### WHAT THIS TASK INVOLVES
Identify each line below that contains the word "protecting", and copy it out.

>> Start

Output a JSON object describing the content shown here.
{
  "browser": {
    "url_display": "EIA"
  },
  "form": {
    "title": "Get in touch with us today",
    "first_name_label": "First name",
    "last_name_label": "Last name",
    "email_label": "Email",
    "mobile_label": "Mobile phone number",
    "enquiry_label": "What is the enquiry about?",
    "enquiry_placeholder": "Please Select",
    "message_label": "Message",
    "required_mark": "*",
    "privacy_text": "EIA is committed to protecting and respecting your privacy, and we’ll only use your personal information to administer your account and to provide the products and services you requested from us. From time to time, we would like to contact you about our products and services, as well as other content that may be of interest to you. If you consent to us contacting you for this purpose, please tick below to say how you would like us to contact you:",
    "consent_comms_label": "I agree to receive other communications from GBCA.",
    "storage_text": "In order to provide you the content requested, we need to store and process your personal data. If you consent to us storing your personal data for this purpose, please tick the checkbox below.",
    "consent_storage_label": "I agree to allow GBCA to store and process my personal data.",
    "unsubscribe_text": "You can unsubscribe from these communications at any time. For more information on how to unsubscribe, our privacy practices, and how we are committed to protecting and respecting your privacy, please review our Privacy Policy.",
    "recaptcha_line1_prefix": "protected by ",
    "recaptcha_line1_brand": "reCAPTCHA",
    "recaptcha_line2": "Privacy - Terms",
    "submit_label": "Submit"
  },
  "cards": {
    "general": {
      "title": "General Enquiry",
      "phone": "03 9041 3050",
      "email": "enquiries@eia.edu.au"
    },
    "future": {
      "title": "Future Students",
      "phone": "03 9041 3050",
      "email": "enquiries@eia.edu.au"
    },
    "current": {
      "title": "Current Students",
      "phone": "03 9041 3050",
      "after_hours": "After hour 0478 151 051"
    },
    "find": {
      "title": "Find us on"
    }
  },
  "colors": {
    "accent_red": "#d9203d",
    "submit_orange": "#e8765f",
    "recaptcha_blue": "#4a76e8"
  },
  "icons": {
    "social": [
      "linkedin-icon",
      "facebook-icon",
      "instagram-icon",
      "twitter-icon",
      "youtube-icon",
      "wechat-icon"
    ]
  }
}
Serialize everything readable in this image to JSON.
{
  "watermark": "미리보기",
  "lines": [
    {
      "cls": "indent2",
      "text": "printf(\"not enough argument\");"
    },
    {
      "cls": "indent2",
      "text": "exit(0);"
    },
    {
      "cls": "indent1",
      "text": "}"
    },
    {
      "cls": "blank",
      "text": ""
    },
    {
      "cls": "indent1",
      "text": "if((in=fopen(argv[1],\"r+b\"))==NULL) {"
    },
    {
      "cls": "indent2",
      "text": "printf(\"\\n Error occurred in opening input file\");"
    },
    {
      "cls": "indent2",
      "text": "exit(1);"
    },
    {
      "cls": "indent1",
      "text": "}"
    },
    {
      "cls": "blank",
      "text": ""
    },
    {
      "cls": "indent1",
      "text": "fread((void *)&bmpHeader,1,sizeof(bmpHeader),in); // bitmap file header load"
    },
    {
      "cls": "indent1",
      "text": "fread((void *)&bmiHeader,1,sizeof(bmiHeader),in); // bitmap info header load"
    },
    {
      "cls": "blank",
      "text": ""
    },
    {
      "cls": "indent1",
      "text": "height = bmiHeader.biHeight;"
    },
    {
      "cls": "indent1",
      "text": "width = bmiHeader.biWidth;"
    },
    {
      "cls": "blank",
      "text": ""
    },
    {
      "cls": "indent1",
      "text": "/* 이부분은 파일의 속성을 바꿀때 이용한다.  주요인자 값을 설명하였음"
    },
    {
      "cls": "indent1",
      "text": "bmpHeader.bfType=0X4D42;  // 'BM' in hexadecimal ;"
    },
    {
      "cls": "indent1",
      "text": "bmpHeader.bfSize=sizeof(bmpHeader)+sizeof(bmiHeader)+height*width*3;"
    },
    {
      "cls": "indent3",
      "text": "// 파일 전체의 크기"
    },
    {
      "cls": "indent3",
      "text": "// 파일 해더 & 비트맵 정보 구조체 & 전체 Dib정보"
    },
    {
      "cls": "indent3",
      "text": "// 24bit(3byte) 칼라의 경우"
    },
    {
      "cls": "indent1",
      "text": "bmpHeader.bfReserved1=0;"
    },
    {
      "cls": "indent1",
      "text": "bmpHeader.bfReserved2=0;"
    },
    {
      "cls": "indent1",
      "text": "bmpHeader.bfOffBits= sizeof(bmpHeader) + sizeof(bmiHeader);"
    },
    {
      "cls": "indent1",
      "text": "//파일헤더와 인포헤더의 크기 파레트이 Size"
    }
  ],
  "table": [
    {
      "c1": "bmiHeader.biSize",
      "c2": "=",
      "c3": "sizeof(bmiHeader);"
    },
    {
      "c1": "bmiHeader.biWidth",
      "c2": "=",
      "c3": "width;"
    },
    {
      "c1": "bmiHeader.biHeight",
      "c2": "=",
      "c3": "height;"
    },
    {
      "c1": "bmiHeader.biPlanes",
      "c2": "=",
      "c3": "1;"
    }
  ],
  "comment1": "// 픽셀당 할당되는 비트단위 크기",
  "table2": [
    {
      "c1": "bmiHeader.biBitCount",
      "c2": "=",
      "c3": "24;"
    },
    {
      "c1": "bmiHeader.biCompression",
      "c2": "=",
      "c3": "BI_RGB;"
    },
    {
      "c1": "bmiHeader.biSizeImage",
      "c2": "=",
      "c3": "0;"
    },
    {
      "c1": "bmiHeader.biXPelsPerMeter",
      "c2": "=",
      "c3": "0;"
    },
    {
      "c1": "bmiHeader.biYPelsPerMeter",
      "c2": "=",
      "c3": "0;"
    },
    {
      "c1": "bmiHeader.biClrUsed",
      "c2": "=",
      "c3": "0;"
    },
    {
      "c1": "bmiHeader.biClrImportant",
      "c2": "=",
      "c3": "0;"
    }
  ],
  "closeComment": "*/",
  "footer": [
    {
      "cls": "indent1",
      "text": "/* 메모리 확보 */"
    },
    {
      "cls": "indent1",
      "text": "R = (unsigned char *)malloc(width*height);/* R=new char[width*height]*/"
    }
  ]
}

>> End

### ANSWER BELOW
    "privacy_text": "EIA is committed to protecting and respecting your privacy, and we’ll only use your personal information to administer your account and to provide the products and services you requested from us. From time to time, we would like to contact you about our products and services, as well as other content that may be of interest to you. If you consent to us contacting you for this purpose, please tick below to say how you would like us to contact you:",
    "unsubscribe_text": "You can unsubscribe from these communications at any time. For more information on how to unsubscribe, our privacy practices, and how we are committed to protecting and respecting your privacy, please review our Privacy Policy.",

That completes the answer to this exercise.